━━ Working data

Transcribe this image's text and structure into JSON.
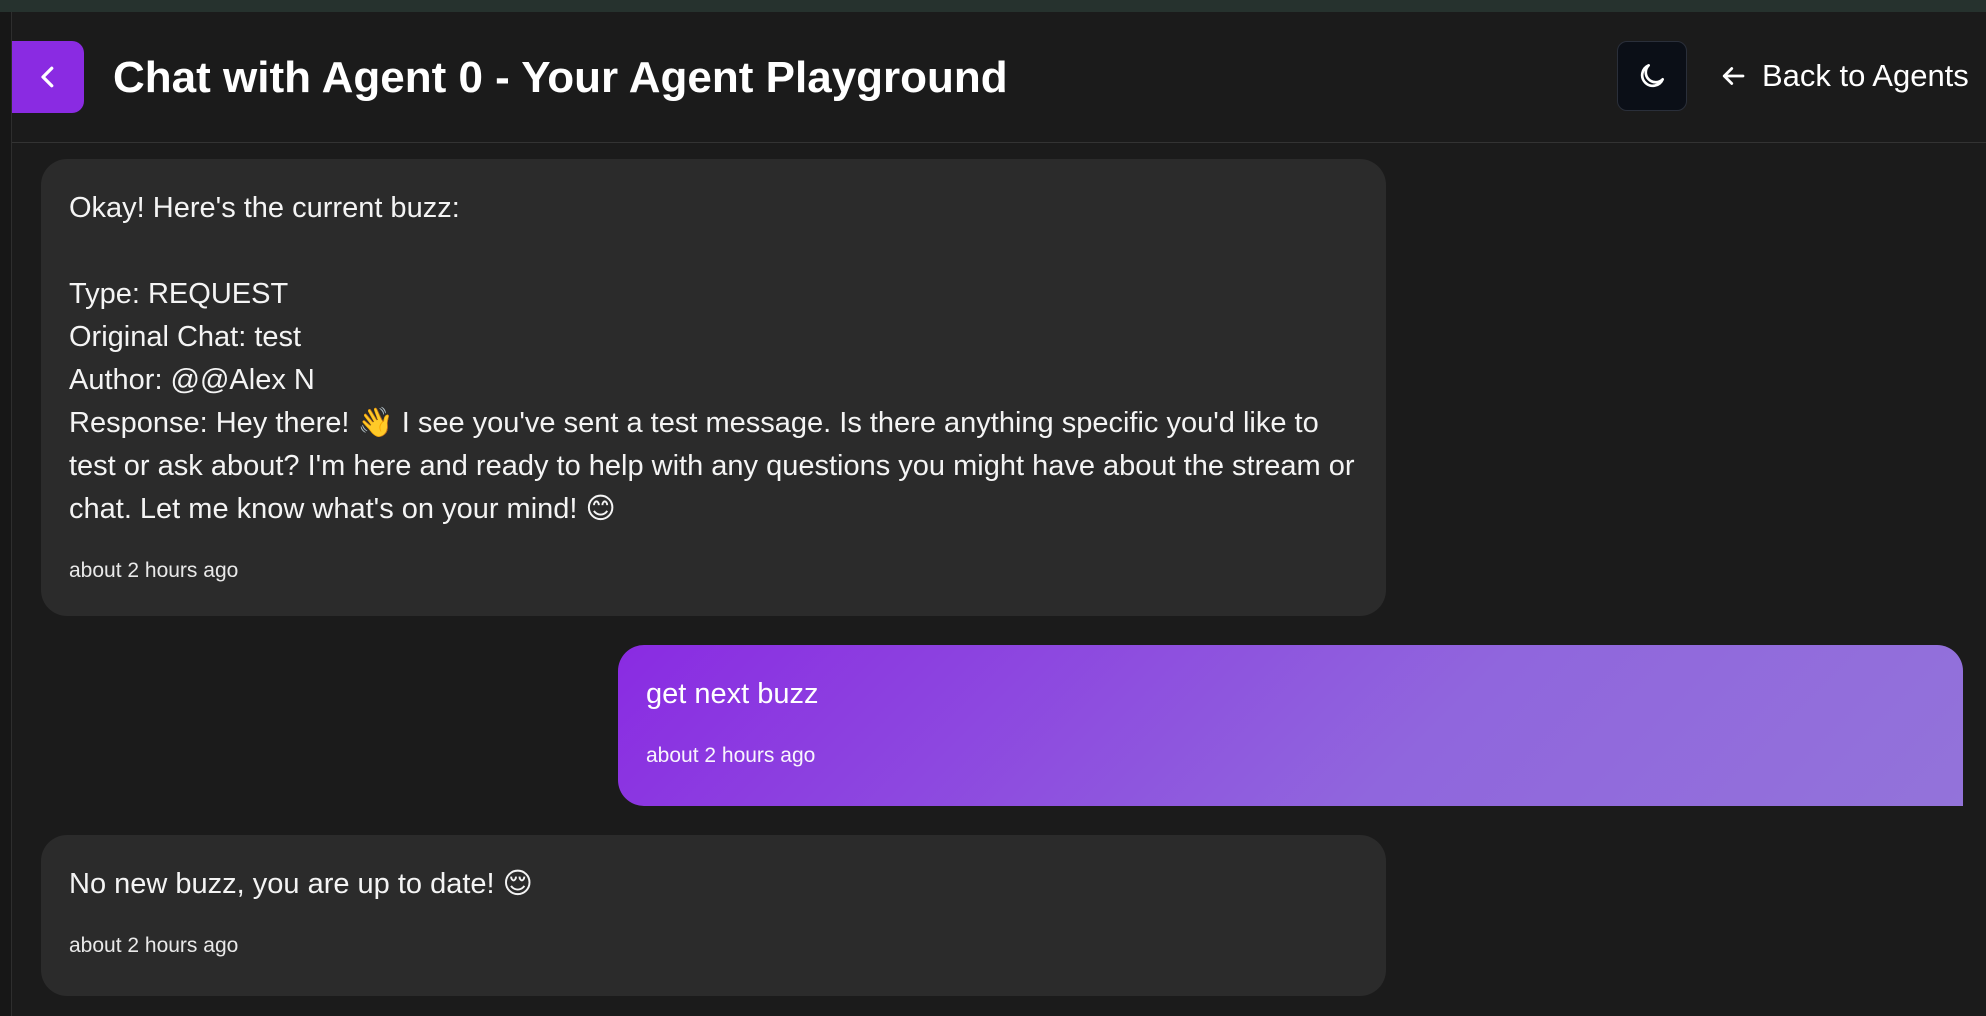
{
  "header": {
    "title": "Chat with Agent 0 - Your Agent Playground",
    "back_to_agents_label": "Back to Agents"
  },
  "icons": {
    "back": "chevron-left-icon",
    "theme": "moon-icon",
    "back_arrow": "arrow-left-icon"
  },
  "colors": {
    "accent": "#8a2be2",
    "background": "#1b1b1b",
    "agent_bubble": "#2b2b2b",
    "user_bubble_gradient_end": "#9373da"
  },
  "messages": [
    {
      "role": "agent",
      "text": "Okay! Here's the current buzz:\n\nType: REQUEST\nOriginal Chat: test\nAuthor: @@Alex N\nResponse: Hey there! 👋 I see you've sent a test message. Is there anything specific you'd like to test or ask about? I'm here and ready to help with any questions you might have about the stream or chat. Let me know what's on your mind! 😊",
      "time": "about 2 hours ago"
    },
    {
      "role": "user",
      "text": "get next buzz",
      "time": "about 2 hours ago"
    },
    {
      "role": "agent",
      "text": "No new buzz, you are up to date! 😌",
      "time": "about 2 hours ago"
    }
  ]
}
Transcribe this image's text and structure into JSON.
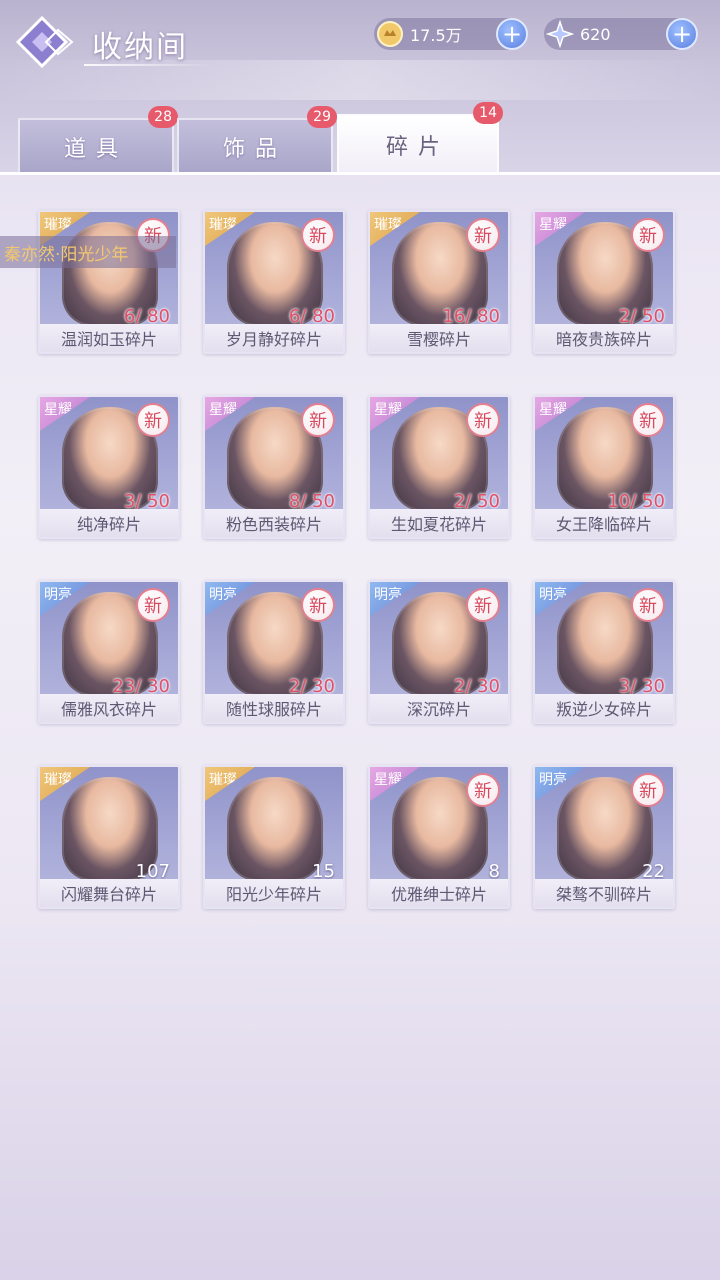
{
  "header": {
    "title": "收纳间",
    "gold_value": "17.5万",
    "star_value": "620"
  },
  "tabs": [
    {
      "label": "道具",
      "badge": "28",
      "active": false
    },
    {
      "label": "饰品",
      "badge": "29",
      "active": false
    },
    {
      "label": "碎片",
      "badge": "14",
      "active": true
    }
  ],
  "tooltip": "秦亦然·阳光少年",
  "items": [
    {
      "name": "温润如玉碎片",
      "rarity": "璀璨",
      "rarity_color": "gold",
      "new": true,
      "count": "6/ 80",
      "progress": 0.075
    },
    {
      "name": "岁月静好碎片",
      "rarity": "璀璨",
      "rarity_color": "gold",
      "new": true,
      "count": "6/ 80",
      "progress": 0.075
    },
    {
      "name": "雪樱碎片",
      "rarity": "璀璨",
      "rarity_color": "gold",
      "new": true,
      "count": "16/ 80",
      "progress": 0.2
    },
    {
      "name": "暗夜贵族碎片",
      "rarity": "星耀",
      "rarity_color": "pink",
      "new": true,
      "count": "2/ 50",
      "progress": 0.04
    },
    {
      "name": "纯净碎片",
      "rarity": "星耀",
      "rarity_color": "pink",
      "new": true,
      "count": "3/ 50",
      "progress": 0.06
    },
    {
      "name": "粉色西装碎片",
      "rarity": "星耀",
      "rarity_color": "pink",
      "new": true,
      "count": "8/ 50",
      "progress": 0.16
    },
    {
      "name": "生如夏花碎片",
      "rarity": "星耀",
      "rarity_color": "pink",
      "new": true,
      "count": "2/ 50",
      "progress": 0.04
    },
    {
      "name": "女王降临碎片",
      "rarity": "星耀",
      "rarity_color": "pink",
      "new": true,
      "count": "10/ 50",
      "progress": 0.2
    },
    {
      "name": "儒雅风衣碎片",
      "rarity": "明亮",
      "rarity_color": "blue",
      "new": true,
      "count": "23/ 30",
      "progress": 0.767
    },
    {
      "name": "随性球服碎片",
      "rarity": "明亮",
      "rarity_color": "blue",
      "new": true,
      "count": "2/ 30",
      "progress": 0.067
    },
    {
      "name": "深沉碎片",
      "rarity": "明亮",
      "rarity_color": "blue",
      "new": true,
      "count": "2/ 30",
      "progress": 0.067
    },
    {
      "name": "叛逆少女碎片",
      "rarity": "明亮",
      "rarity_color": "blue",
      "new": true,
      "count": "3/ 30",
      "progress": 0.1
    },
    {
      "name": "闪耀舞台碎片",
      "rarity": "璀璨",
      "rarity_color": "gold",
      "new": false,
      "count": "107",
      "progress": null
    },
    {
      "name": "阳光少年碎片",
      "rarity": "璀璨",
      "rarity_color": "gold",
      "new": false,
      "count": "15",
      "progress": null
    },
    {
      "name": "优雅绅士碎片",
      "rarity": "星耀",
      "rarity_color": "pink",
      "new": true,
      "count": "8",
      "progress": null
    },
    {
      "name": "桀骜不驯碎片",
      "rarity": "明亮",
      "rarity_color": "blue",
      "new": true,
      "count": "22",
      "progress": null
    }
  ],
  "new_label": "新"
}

━━━━

■ Given exercise: Collect every line with the string "Chat" from the records, and copy each.

■ Answer to this problem:
    "title": "Chat with Agent 0 - Your Agent Playground",
      "text": "Okay! Here's the current buzz:\n\nType: REQUEST\nOriginal Chat: test\nAuthor: @@Alex N\nResponse: Hey there! 👋 I see you've sent a test message. Is there anything specific you'd like to test or ask about? I'm here and ready to help with any questions you might have about the stream or chat. Let me know what's on your mind! 😊",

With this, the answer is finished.